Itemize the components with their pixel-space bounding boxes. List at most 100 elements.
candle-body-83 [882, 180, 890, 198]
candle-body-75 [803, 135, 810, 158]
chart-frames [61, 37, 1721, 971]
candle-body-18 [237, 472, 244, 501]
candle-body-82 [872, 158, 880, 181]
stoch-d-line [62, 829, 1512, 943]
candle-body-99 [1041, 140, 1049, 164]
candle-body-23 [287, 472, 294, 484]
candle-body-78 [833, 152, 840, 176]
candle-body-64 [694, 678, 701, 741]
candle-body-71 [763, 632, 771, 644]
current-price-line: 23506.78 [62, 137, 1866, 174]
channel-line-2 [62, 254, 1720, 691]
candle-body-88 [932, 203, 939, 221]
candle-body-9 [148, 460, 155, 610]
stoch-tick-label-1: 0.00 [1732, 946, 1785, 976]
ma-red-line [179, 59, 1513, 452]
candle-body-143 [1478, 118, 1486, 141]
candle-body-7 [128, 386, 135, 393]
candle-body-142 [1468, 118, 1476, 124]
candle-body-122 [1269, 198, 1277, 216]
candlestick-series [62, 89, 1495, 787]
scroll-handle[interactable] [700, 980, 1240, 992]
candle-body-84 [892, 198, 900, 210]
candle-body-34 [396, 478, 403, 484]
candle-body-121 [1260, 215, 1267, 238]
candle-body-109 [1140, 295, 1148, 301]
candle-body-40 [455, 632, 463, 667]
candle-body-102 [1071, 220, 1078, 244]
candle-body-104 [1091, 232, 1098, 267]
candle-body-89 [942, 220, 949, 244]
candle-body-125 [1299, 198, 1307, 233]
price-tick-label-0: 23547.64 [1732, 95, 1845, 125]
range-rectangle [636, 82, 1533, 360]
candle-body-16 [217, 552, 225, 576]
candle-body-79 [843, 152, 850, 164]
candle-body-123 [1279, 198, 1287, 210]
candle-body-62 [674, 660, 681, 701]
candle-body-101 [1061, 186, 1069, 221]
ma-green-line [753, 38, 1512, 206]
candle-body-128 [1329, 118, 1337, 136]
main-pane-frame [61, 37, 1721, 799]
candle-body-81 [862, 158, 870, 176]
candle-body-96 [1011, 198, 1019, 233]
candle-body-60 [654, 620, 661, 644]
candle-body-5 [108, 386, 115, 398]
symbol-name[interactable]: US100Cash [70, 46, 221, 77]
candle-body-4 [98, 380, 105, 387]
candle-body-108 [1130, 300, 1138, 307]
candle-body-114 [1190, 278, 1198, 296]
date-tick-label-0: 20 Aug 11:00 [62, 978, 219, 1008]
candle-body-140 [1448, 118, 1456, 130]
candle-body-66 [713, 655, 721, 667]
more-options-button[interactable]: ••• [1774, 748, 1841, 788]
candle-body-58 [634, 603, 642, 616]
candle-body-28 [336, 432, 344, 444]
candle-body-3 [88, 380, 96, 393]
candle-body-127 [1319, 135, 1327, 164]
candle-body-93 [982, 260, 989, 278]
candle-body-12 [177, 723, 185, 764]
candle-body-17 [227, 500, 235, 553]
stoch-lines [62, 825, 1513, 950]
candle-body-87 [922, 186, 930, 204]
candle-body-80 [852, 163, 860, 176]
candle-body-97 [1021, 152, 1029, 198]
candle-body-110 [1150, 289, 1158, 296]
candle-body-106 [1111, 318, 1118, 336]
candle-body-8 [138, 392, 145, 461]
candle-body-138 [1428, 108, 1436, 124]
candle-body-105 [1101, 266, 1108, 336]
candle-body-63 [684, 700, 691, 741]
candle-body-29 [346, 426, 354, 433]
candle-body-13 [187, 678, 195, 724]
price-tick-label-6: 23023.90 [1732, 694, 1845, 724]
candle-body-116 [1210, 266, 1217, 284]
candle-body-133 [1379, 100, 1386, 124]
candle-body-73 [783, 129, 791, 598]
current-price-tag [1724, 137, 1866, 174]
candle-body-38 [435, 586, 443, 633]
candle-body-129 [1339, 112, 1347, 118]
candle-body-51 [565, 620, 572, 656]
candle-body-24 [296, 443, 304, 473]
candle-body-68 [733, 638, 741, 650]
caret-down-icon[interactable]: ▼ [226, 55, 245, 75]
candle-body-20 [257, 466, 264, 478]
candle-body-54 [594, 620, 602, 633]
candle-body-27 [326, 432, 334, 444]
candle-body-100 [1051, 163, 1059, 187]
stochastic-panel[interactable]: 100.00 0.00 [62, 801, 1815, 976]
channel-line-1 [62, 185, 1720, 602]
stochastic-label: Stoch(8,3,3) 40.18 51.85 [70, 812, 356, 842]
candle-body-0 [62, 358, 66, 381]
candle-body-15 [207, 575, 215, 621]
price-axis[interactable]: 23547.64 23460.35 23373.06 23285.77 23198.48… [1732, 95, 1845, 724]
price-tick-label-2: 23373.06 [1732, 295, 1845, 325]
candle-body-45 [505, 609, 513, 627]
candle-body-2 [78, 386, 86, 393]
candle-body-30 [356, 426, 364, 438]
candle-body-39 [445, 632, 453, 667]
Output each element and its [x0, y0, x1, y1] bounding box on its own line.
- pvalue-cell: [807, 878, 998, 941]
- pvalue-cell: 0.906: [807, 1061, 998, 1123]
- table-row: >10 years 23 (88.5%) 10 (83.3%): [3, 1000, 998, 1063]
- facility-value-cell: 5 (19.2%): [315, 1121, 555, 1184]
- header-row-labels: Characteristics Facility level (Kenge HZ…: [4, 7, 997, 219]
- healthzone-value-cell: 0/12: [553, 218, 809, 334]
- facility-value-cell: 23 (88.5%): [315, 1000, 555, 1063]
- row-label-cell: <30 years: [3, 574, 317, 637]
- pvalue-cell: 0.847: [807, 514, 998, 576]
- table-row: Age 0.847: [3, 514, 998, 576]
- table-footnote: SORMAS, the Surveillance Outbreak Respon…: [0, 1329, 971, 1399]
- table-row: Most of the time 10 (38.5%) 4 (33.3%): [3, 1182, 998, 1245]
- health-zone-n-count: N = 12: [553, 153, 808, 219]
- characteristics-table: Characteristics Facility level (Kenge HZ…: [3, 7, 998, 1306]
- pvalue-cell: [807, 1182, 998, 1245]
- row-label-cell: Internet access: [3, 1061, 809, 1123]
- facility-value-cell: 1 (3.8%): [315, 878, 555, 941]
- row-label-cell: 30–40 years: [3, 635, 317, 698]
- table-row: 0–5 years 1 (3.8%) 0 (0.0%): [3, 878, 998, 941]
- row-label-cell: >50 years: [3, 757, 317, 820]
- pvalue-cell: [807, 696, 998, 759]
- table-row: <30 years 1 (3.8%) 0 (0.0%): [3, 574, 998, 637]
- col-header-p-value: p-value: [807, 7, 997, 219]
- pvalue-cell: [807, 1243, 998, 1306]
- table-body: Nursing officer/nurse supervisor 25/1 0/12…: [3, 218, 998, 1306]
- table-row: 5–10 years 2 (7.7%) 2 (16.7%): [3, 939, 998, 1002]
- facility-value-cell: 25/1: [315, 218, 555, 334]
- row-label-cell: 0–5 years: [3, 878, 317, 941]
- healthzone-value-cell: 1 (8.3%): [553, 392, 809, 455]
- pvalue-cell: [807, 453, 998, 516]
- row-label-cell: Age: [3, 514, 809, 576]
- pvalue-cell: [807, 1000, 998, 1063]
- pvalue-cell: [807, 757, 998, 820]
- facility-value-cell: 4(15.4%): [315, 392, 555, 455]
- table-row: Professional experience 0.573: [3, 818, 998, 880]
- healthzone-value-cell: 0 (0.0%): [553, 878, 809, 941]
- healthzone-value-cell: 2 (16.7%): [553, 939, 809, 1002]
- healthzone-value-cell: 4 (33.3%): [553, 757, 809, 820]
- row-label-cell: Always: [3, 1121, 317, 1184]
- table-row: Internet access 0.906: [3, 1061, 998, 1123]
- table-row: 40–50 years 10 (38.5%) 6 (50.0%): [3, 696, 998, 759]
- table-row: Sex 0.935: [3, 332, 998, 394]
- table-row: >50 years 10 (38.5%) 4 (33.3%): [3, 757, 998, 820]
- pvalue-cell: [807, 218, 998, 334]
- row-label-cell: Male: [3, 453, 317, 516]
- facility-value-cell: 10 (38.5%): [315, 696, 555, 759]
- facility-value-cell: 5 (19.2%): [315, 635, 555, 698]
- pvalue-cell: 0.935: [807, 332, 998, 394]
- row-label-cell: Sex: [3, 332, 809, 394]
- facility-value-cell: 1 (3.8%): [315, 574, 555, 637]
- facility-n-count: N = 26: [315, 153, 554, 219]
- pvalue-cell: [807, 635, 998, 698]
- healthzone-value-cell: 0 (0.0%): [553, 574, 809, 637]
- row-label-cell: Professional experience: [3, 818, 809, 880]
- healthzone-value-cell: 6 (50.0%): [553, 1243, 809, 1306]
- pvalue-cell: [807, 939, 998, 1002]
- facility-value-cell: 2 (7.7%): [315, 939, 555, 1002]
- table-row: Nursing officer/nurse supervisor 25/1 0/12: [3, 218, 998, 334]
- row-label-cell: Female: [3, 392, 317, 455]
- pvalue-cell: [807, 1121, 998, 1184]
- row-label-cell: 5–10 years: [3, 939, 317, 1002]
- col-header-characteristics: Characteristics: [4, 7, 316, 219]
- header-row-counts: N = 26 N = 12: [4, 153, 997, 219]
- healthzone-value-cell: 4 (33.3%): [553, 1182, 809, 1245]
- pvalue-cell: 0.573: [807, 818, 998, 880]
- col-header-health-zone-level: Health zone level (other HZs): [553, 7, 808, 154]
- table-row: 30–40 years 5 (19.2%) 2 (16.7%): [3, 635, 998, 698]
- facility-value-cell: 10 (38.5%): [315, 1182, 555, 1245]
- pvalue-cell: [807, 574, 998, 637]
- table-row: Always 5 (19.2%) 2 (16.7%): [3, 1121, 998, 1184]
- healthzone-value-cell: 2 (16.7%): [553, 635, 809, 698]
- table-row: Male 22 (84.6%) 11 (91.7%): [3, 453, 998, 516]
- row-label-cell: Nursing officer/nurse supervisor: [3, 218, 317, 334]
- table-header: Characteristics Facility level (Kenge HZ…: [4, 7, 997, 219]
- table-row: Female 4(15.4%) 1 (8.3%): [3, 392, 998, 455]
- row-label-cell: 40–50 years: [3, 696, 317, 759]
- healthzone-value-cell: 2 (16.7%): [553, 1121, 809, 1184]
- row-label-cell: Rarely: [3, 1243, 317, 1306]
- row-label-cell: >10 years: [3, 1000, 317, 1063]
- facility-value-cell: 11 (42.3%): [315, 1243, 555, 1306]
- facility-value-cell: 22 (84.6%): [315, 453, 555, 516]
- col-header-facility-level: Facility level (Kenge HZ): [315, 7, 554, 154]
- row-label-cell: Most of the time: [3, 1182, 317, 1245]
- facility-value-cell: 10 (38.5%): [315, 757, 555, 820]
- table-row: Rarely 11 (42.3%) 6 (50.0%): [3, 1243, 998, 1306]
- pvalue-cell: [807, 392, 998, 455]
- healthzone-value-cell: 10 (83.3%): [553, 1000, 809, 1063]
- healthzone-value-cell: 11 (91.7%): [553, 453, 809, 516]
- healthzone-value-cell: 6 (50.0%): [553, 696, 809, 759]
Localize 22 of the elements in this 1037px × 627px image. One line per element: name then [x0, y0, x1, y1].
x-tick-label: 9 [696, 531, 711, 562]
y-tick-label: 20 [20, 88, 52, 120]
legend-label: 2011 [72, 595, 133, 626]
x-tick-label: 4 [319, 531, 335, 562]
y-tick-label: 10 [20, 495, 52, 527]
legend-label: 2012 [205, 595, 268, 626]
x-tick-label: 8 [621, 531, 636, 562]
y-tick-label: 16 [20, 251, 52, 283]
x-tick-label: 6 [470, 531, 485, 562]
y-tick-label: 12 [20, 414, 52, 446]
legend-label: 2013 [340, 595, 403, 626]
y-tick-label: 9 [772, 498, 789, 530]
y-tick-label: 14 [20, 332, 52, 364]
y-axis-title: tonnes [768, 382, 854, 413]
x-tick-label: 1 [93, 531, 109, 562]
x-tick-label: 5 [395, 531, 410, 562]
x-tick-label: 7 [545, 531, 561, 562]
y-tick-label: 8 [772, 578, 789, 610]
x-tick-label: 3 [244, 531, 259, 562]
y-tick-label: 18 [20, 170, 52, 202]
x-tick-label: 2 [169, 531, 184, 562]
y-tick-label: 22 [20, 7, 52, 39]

##########

* REQUIREMENTS *
Recast the records, from their first line through the line containing "candle-body-78 [833, 152, 840, 176]", as a Markdown table with the columns Row and Entry. Number each line and omit any blank lines.

* TASK SOLUTION *
| Row | Entry |
|---|---|
| 1 | Itemize the components with their pixel-space bounding boxes. List at most 100 elements. |
| 2 | candle-body-83 [882, 180, 890, 198] |
| 3 | candle-body-75 [803, 135, 810, 158] |
| 4 | chart-frames [61, 37, 1721, 971] |
| 5 | candle-body-18 [237, 472, 244, 501] |
| 6 | candle-body-82 [872, 158, 880, 181] |
| 7 | stoch-d-line [62, 829, 1512, 943] |
| 8 | candle-body-99 [1041, 140, 1049, 164] |
| 9 | candle-body-23 [287, 472, 294, 484] |
| 10 | candle-body-78 [833, 152, 840, 176] |